Dataset listings of figures
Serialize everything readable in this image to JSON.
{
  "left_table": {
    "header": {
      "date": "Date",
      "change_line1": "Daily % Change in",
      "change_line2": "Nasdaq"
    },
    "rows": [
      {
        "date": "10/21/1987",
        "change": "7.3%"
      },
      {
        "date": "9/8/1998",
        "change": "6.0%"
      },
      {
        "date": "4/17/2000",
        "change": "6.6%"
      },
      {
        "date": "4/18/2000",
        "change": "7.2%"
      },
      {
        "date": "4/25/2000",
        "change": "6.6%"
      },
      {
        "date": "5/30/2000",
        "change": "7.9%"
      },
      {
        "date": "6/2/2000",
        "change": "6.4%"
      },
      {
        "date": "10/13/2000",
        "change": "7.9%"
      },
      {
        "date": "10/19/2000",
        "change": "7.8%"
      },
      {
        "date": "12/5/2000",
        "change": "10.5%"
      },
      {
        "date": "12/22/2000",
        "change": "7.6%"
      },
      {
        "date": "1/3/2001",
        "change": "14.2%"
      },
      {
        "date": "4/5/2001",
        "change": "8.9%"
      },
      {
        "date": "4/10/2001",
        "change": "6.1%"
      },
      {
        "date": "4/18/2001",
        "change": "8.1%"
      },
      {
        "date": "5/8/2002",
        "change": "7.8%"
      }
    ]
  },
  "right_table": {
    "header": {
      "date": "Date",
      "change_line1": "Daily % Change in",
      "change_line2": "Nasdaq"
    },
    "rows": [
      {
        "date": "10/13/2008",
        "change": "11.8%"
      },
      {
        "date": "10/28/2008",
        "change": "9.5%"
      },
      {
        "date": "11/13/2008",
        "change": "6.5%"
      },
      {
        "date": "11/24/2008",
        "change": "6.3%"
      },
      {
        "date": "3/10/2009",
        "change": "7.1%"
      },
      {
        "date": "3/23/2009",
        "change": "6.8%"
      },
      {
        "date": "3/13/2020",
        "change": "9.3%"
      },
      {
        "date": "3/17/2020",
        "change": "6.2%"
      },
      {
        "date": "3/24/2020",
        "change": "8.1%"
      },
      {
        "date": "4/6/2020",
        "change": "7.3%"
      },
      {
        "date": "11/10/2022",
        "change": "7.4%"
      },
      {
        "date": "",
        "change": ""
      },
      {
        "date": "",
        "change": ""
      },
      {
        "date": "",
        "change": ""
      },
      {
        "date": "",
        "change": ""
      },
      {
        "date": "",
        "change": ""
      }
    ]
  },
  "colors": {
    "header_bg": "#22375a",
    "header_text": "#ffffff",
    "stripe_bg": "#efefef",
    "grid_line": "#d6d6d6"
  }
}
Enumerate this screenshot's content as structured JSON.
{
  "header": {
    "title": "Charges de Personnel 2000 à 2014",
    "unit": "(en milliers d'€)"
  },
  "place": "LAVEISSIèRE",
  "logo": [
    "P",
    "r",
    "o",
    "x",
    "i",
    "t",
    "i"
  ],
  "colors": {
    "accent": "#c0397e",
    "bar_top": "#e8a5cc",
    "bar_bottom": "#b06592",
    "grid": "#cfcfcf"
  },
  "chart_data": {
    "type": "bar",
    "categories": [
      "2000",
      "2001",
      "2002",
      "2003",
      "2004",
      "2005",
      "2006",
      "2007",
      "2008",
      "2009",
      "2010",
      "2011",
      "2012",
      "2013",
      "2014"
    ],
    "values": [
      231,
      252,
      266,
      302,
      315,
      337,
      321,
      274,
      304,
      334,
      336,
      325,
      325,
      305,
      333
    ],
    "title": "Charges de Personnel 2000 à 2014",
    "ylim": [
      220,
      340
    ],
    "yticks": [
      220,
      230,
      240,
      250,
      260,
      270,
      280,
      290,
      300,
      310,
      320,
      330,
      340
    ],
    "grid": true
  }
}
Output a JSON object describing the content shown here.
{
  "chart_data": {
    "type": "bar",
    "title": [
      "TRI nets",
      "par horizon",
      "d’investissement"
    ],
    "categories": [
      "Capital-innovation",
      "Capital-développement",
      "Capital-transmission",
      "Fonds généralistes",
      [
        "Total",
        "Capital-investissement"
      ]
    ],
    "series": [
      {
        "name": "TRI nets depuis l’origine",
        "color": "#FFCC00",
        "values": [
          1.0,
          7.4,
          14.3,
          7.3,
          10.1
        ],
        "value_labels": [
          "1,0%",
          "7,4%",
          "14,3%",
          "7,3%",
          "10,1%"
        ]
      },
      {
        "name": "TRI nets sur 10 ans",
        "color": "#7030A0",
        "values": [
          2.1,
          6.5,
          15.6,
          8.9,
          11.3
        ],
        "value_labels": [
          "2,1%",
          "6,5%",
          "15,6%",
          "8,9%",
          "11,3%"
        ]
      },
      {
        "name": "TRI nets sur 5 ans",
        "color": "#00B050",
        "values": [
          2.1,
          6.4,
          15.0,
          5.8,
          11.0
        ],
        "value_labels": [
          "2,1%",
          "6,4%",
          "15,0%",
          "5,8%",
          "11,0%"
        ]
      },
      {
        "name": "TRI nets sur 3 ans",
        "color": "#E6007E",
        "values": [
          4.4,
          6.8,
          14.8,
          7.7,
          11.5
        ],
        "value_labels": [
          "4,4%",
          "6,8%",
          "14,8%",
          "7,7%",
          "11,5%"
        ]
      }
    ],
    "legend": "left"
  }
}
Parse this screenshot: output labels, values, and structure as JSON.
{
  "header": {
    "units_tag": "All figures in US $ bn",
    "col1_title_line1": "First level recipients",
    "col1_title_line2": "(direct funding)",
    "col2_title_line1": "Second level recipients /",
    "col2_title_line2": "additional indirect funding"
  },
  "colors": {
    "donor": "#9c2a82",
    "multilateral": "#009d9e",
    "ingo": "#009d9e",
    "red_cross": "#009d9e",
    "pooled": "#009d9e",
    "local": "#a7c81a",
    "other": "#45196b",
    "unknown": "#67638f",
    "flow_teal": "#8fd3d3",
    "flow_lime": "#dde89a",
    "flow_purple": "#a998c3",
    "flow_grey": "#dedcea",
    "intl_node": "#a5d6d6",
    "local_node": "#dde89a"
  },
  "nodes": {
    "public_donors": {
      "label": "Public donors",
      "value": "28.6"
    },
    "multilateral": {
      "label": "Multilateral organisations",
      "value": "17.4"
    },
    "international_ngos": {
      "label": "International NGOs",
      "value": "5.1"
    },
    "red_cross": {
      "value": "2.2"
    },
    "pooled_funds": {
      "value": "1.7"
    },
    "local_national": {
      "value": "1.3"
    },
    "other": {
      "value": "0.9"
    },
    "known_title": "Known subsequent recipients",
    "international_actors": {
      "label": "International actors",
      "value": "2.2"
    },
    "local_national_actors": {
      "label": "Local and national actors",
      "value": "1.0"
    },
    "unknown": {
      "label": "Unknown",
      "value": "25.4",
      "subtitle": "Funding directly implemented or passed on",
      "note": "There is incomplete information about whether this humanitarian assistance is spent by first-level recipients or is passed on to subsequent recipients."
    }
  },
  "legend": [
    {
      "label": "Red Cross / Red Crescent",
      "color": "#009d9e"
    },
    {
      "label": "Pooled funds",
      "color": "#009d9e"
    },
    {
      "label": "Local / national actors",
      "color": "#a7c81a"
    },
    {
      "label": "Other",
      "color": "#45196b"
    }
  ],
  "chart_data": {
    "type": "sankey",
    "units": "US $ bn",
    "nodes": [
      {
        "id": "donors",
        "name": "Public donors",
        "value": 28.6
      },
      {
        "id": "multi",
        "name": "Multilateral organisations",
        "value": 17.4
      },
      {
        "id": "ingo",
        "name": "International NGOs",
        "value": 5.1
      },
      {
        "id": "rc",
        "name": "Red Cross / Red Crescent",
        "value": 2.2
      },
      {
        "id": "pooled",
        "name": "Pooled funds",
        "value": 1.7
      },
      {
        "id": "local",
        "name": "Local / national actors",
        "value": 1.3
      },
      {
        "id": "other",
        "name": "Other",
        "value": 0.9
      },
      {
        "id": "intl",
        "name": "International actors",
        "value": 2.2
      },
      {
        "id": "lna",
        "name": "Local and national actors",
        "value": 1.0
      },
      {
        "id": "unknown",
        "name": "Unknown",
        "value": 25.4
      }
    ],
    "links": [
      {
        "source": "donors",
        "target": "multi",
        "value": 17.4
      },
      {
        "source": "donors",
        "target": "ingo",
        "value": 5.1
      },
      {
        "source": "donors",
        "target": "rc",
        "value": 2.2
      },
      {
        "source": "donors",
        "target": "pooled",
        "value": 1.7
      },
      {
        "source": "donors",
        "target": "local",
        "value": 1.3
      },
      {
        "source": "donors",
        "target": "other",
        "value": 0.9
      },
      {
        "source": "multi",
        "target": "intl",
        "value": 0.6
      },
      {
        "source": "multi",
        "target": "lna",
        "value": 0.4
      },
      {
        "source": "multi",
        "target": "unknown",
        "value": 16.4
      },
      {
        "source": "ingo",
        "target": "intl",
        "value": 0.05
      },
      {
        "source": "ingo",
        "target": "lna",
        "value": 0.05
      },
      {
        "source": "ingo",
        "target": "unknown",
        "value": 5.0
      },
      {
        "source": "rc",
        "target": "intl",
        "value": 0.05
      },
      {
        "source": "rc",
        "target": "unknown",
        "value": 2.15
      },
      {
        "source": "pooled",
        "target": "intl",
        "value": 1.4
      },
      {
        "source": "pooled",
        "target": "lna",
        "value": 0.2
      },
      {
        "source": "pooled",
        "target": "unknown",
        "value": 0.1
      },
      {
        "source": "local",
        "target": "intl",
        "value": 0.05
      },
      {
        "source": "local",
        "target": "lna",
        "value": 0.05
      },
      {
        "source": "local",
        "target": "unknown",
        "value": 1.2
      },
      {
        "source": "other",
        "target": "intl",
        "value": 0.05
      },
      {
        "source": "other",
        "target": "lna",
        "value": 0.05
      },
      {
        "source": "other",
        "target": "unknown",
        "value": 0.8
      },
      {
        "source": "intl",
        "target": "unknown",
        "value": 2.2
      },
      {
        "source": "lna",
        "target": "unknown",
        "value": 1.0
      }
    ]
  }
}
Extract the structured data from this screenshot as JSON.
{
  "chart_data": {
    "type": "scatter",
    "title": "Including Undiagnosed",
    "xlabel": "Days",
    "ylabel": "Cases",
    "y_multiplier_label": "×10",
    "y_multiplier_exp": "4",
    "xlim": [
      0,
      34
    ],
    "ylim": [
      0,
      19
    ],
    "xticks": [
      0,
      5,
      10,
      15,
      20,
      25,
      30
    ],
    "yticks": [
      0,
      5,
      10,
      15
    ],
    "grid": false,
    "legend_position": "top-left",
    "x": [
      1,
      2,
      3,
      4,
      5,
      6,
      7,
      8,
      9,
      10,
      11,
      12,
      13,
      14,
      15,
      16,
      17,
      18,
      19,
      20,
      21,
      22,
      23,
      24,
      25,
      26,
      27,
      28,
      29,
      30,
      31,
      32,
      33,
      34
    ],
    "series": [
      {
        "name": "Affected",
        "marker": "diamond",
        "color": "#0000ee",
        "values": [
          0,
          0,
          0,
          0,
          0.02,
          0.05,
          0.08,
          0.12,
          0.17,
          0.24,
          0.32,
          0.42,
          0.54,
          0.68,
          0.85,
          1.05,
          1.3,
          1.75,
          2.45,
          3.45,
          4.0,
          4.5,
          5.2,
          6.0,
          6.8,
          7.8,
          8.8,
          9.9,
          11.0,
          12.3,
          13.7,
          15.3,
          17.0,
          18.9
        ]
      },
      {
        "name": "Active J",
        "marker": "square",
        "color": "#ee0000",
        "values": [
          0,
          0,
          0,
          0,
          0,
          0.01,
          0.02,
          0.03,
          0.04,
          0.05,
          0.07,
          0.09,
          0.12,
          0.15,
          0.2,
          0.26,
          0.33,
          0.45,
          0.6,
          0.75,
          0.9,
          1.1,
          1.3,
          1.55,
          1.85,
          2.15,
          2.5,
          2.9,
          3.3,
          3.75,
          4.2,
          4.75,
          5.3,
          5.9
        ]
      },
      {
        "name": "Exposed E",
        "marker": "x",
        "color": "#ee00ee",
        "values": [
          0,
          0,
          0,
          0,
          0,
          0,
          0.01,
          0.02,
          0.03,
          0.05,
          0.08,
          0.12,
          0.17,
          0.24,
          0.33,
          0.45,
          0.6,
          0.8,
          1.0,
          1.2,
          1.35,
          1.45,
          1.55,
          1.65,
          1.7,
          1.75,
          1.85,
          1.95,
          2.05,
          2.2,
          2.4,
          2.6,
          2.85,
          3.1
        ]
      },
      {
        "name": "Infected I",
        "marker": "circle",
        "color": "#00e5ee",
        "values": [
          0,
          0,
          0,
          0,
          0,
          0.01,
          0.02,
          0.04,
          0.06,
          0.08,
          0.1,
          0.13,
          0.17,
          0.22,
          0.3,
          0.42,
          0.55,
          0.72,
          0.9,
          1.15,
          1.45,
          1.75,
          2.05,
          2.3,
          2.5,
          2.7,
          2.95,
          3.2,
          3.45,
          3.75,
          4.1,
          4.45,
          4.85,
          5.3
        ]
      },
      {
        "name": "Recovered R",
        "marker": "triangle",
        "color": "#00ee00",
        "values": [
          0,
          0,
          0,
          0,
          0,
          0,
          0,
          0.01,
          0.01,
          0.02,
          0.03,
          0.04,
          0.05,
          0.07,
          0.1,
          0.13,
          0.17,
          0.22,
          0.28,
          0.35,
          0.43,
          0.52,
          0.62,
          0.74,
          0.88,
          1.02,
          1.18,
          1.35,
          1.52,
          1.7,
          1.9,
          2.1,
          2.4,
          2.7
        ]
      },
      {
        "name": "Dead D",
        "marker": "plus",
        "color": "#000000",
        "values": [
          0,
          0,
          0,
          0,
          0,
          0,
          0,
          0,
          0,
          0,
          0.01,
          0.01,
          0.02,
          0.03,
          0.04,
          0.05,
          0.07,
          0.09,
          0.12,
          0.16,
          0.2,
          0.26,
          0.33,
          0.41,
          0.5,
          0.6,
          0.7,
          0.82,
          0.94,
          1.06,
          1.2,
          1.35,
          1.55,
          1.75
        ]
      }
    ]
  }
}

Request
Reply with only the number of lines in the material above where the string "this" appears.

Full solution
5